_Stated task_: Write every record out again exactly, and keep images out of it.

---

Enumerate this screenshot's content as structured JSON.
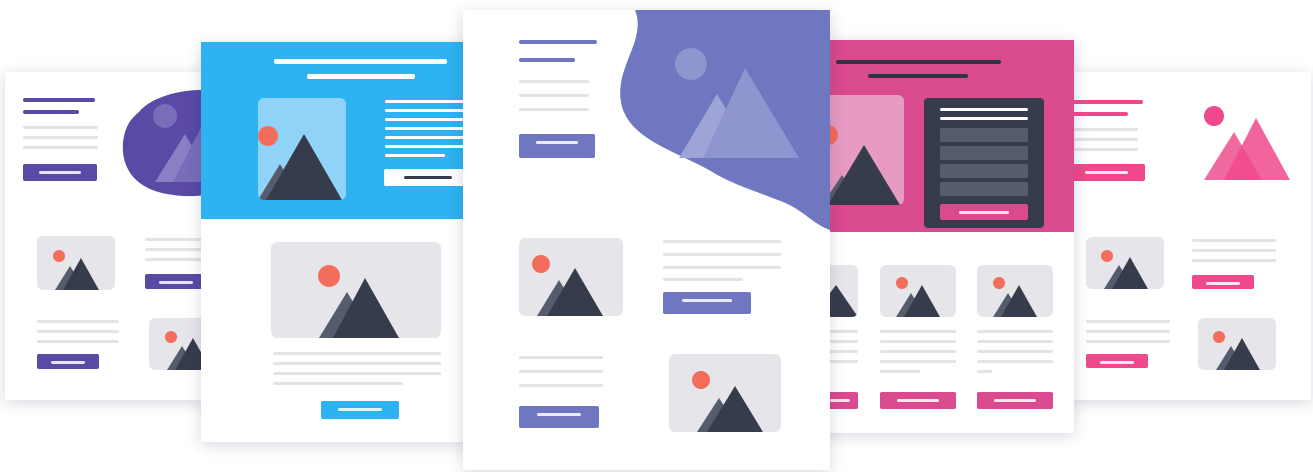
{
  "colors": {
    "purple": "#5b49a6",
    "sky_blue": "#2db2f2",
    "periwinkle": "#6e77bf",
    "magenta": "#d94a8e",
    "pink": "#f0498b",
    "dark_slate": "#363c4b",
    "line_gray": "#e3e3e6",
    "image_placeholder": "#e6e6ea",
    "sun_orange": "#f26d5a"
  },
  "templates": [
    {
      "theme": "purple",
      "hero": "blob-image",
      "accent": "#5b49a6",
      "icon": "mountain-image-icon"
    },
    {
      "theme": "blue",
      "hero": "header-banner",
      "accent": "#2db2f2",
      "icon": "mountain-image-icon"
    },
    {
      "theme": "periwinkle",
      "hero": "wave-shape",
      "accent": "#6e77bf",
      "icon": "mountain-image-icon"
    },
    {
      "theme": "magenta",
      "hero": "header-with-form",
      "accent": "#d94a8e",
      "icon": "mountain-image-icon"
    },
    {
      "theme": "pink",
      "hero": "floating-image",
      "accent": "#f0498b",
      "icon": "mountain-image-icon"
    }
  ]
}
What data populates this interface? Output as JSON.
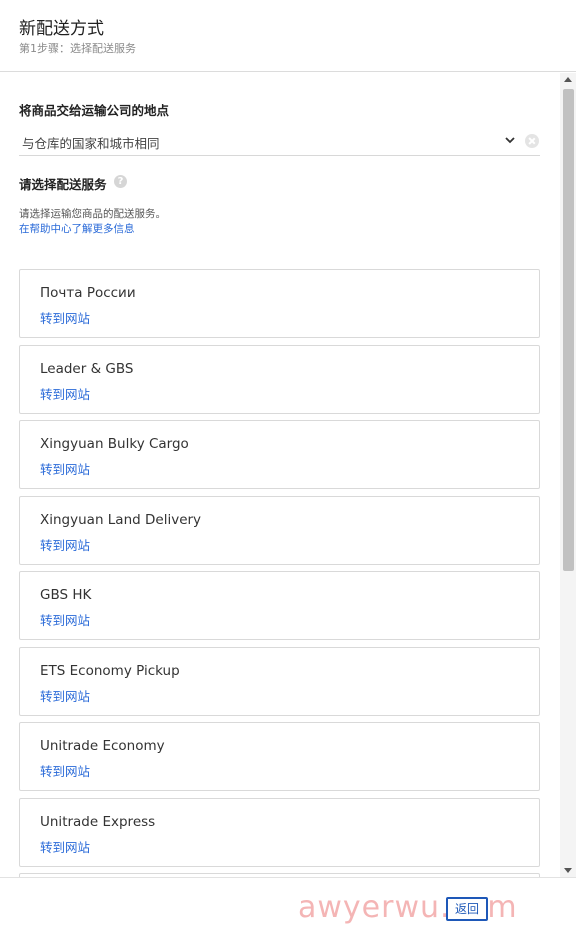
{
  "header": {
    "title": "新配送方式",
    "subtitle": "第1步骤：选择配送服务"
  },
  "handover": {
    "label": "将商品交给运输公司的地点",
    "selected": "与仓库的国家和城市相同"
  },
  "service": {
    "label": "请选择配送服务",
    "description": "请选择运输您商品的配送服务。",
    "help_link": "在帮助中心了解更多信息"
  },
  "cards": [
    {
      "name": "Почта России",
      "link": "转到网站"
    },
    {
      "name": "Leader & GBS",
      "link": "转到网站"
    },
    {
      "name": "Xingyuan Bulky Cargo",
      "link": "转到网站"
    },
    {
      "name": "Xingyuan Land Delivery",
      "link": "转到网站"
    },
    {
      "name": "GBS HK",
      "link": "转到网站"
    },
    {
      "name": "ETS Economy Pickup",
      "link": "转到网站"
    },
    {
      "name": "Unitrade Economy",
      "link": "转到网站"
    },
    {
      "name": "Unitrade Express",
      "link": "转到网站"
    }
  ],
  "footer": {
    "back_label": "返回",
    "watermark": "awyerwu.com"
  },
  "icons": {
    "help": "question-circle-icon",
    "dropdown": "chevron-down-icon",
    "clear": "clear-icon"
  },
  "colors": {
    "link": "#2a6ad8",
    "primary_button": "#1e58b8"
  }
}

---

_Response to this task_:
Enumerate this screenshot's content as structured JSON.
{
  "colors": {
    "purple": "#5b49a6",
    "sky_blue": "#2db2f2",
    "periwinkle": "#6e77bf",
    "magenta": "#d94a8e",
    "pink": "#f0498b",
    "dark_slate": "#363c4b",
    "line_gray": "#e3e3e6",
    "image_placeholder": "#e6e6ea",
    "sun_orange": "#f26d5a"
  },
  "templates": [
    {
      "theme": "purple",
      "hero": "blob-image",
      "accent": "#5b49a6",
      "icon": "mountain-image-icon"
    },
    {
      "theme": "blue",
      "hero": "header-banner",
      "accent": "#2db2f2",
      "icon": "mountain-image-icon"
    },
    {
      "theme": "periwinkle",
      "hero": "wave-shape",
      "accent": "#6e77bf",
      "icon": "mountain-image-icon"
    },
    {
      "theme": "magenta",
      "hero": "header-with-form",
      "accent": "#d94a8e",
      "icon": "mountain-image-icon"
    },
    {
      "theme": "pink",
      "hero": "floating-image",
      "accent": "#f0498b",
      "icon": "mountain-image-icon"
    }
  ]
}
What data populates this interface? Output as JSON.
{
  "header": {
    "title": "新配送方式",
    "subtitle": "第1步骤：选择配送服务"
  },
  "handover": {
    "label": "将商品交给运输公司的地点",
    "selected": "与仓库的国家和城市相同"
  },
  "service": {
    "label": "请选择配送服务",
    "description": "请选择运输您商品的配送服务。",
    "help_link": "在帮助中心了解更多信息"
  },
  "cards": [
    {
      "name": "Почта России",
      "link": "转到网站"
    },
    {
      "name": "Leader & GBS",
      "link": "转到网站"
    },
    {
      "name": "Xingyuan Bulky Cargo",
      "link": "转到网站"
    },
    {
      "name": "Xingyuan Land Delivery",
      "link": "转到网站"
    },
    {
      "name": "GBS HK",
      "link": "转到网站"
    },
    {
      "name": "ETS Economy Pickup",
      "link": "转到网站"
    },
    {
      "name": "Unitrade Economy",
      "link": "转到网站"
    },
    {
      "name": "Unitrade Express",
      "link": "转到网站"
    }
  ],
  "footer": {
    "back_label": "返回",
    "watermark": "awyerwu.com"
  },
  "icons": {
    "help": "question-circle-icon",
    "dropdown": "chevron-down-icon",
    "clear": "clear-icon"
  },
  "colors": {
    "link": "#2a6ad8",
    "primary_button": "#1e58b8"
  }
}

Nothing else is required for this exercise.